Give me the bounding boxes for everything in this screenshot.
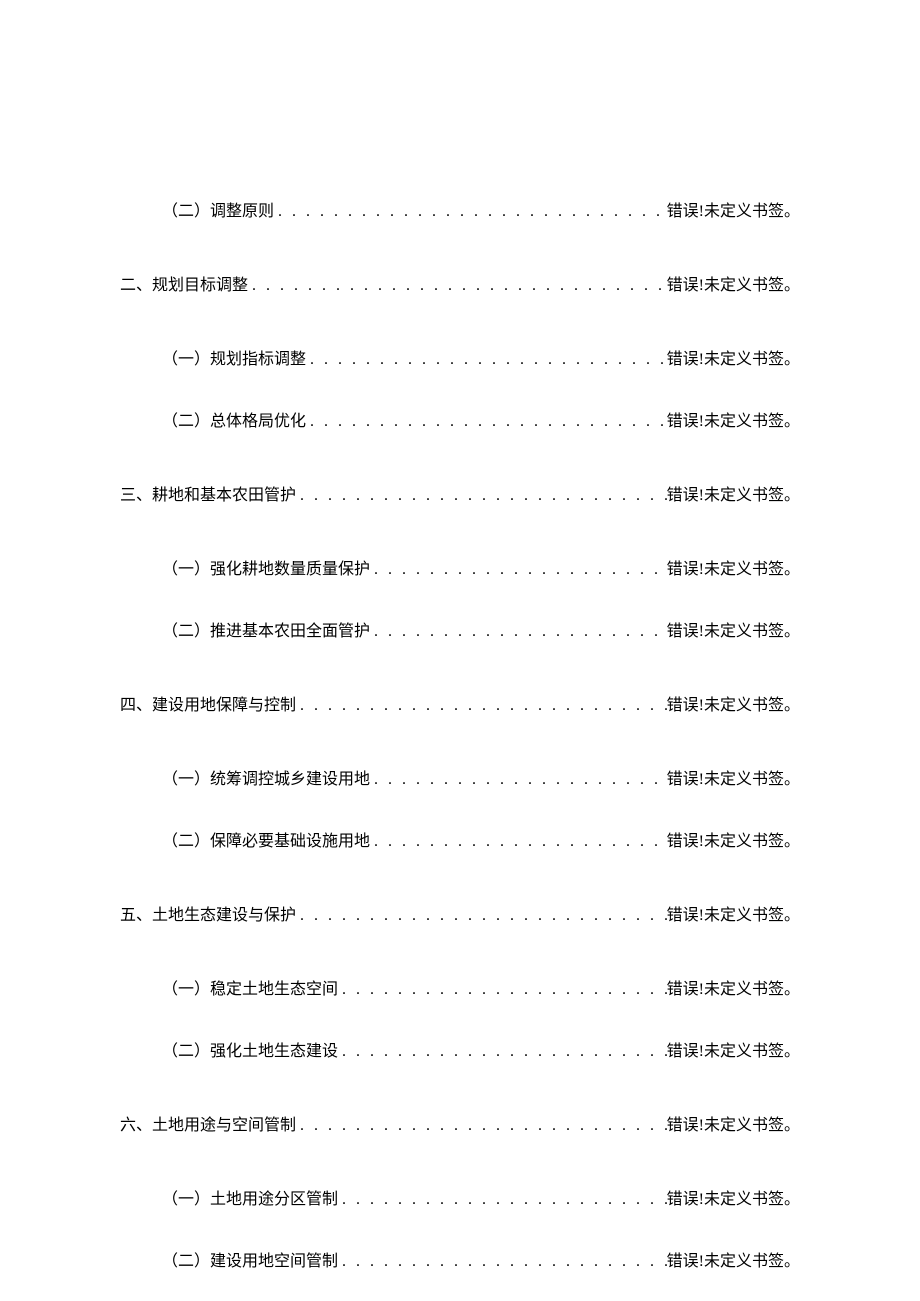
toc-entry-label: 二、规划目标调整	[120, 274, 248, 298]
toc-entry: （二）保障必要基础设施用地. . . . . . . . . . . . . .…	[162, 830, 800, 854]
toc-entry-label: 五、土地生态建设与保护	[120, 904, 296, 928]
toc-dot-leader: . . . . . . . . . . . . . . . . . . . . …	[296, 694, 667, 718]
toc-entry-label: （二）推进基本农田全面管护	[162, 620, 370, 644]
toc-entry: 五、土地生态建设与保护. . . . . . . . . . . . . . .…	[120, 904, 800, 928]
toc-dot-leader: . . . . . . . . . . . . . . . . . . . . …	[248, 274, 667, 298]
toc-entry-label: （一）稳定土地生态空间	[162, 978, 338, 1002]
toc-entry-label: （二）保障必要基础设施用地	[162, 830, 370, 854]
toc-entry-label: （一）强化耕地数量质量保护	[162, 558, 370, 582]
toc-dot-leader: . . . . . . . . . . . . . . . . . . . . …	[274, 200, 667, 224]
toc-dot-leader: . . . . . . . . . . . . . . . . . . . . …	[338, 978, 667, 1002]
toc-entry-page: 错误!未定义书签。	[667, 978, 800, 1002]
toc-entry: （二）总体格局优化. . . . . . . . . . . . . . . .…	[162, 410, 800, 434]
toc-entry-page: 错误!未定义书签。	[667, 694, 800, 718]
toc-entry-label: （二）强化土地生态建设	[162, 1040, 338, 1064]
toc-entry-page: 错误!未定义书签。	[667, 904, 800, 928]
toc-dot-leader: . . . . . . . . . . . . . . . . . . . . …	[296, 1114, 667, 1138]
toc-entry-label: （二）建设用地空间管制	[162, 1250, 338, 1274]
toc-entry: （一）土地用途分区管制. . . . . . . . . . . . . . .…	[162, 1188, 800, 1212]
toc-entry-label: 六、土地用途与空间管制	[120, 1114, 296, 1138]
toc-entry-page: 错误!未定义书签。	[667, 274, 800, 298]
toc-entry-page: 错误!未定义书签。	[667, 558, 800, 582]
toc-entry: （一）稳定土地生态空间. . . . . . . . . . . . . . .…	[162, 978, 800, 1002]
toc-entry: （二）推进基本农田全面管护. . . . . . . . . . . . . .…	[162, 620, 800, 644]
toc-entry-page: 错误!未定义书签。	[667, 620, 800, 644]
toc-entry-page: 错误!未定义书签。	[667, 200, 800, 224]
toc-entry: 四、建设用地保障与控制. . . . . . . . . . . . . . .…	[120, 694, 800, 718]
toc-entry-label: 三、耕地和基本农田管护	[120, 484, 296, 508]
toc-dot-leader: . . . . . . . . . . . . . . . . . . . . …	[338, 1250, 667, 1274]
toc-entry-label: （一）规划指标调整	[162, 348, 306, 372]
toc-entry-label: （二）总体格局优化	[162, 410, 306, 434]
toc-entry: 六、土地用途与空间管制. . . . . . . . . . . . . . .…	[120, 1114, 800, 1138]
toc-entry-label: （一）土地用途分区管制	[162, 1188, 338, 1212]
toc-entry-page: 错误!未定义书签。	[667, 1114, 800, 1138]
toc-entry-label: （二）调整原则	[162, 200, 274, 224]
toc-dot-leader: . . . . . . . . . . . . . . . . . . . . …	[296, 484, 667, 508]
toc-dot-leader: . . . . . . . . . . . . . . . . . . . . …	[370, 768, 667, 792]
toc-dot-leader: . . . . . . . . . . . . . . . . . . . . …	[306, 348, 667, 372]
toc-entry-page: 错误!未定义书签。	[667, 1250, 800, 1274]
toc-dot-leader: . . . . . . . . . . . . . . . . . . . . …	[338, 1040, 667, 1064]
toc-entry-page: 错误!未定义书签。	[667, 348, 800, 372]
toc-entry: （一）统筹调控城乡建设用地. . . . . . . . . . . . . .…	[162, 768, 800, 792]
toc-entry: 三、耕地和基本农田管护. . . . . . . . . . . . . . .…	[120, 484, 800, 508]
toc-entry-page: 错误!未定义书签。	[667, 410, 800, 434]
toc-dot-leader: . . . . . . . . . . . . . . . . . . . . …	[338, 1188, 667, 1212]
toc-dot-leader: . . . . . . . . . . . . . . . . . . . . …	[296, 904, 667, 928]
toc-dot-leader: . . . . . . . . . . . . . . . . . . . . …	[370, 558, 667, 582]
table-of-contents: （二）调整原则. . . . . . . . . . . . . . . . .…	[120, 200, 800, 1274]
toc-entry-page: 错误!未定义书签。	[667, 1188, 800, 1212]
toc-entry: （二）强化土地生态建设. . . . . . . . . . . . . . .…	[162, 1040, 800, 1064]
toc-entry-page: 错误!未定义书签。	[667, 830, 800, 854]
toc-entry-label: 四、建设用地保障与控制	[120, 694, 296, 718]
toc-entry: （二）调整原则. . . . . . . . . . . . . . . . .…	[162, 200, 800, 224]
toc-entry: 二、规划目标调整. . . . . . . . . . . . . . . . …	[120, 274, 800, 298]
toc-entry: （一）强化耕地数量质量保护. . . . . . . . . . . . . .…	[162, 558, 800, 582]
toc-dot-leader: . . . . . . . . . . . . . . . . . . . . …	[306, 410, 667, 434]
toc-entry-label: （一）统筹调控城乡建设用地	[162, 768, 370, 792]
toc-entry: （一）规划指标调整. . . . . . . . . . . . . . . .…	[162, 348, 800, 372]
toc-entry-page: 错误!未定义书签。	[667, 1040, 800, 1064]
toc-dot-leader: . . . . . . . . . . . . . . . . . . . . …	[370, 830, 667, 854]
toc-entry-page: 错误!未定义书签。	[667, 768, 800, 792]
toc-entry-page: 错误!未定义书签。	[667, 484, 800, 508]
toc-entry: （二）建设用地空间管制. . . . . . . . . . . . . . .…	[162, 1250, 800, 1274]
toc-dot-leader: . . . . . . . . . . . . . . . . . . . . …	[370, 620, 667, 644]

**EXERCISE INSTRUCTIONS:** Reproduce every line of the records above without alteration, omitting the pictures from your answer.

**REPLY:**
Give me the bounding boxes for everything in this screenshot.
toc-entry-label: 二、规划目标调整	[120, 274, 248, 298]
toc-entry: （二）保障必要基础设施用地. . . . . . . . . . . . . .…	[162, 830, 800, 854]
toc-entry-label: 五、土地生态建设与保护	[120, 904, 296, 928]
toc-dot-leader: . . . . . . . . . . . . . . . . . . . . …	[296, 694, 667, 718]
toc-entry-label: （二）推进基本农田全面管护	[162, 620, 370, 644]
toc-entry: 五、土地生态建设与保护. . . . . . . . . . . . . . .…	[120, 904, 800, 928]
toc-dot-leader: . . . . . . . . . . . . . . . . . . . . …	[248, 274, 667, 298]
toc-entry-label: （一）稳定土地生态空间	[162, 978, 338, 1002]
toc-entry-label: （二）保障必要基础设施用地	[162, 830, 370, 854]
toc-entry-label: （一）强化耕地数量质量保护	[162, 558, 370, 582]
toc-dot-leader: . . . . . . . . . . . . . . . . . . . . …	[274, 200, 667, 224]
toc-dot-leader: . . . . . . . . . . . . . . . . . . . . …	[338, 978, 667, 1002]
toc-entry-page: 错误!未定义书签。	[667, 978, 800, 1002]
toc-entry: （二）总体格局优化. . . . . . . . . . . . . . . .…	[162, 410, 800, 434]
toc-entry-page: 错误!未定义书签。	[667, 694, 800, 718]
toc-entry-label: （二）强化土地生态建设	[162, 1040, 338, 1064]
toc-entry-page: 错误!未定义书签。	[667, 904, 800, 928]
toc-dot-leader: . . . . . . . . . . . . . . . . . . . . …	[296, 1114, 667, 1138]
toc-entry-label: （二）建设用地空间管制	[162, 1250, 338, 1274]
toc-entry: （一）土地用途分区管制. . . . . . . . . . . . . . .…	[162, 1188, 800, 1212]
toc-entry-label: 六、土地用途与空间管制	[120, 1114, 296, 1138]
toc-entry-page: 错误!未定义书签。	[667, 274, 800, 298]
toc-entry-page: 错误!未定义书签。	[667, 558, 800, 582]
toc-entry: （一）稳定土地生态空间. . . . . . . . . . . . . . .…	[162, 978, 800, 1002]
toc-entry: （二）推进基本农田全面管护. . . . . . . . . . . . . .…	[162, 620, 800, 644]
toc-entry-page: 错误!未定义书签。	[667, 620, 800, 644]
toc-entry-page: 错误!未定义书签。	[667, 200, 800, 224]
toc-entry: 四、建设用地保障与控制. . . . . . . . . . . . . . .…	[120, 694, 800, 718]
toc-entry-label: 三、耕地和基本农田管护	[120, 484, 296, 508]
toc-dot-leader: . . . . . . . . . . . . . . . . . . . . …	[338, 1250, 667, 1274]
toc-entry-label: （一）规划指标调整	[162, 348, 306, 372]
toc-entry-label: （二）总体格局优化	[162, 410, 306, 434]
toc-entry: 六、土地用途与空间管制. . . . . . . . . . . . . . .…	[120, 1114, 800, 1138]
toc-entry-label: （一）土地用途分区管制	[162, 1188, 338, 1212]
toc-entry-page: 错误!未定义书签。	[667, 1114, 800, 1138]
toc-entry-label: （二）调整原则	[162, 200, 274, 224]
toc-dot-leader: . . . . . . . . . . . . . . . . . . . . …	[296, 484, 667, 508]
toc-dot-leader: . . . . . . . . . . . . . . . . . . . . …	[370, 768, 667, 792]
toc-dot-leader: . . . . . . . . . . . . . . . . . . . . …	[306, 348, 667, 372]
toc-entry-page: 错误!未定义书签。	[667, 1250, 800, 1274]
toc-dot-leader: . . . . . . . . . . . . . . . . . . . . …	[338, 1040, 667, 1064]
toc-entry-page: 错误!未定义书签。	[667, 348, 800, 372]
toc-entry: （一）统筹调控城乡建设用地. . . . . . . . . . . . . .…	[162, 768, 800, 792]
toc-entry: 三、耕地和基本农田管护. . . . . . . . . . . . . . .…	[120, 484, 800, 508]
toc-entry-page: 错误!未定义书签。	[667, 410, 800, 434]
toc-dot-leader: . . . . . . . . . . . . . . . . . . . . …	[338, 1188, 667, 1212]
toc-dot-leader: . . . . . . . . . . . . . . . . . . . . …	[296, 904, 667, 928]
toc-dot-leader: . . . . . . . . . . . . . . . . . . . . …	[370, 558, 667, 582]
table-of-contents: （二）调整原则. . . . . . . . . . . . . . . . .…	[120, 200, 800, 1274]
toc-entry-page: 错误!未定义书签。	[667, 1188, 800, 1212]
toc-entry: （二）强化土地生态建设. . . . . . . . . . . . . . .…	[162, 1040, 800, 1064]
toc-entry-page: 错误!未定义书签。	[667, 830, 800, 854]
toc-entry-label: 四、建设用地保障与控制	[120, 694, 296, 718]
toc-entry: （二）调整原则. . . . . . . . . . . . . . . . .…	[162, 200, 800, 224]
toc-entry: 二、规划目标调整. . . . . . . . . . . . . . . . …	[120, 274, 800, 298]
toc-entry: （一）强化耕地数量质量保护. . . . . . . . . . . . . .…	[162, 558, 800, 582]
toc-dot-leader: . . . . . . . . . . . . . . . . . . . . …	[306, 410, 667, 434]
toc-entry-label: （一）统筹调控城乡建设用地	[162, 768, 370, 792]
toc-entry: （一）规划指标调整. . . . . . . . . . . . . . . .…	[162, 348, 800, 372]
toc-entry-page: 错误!未定义书签。	[667, 1040, 800, 1064]
toc-dot-leader: . . . . . . . . . . . . . . . . . . . . …	[370, 830, 667, 854]
toc-entry-page: 错误!未定义书签。	[667, 768, 800, 792]
toc-entry-page: 错误!未定义书签。	[667, 484, 800, 508]
toc-entry: （二）建设用地空间管制. . . . . . . . . . . . . . .…	[162, 1250, 800, 1274]
toc-dot-leader: . . . . . . . . . . . . . . . . . . . . …	[370, 620, 667, 644]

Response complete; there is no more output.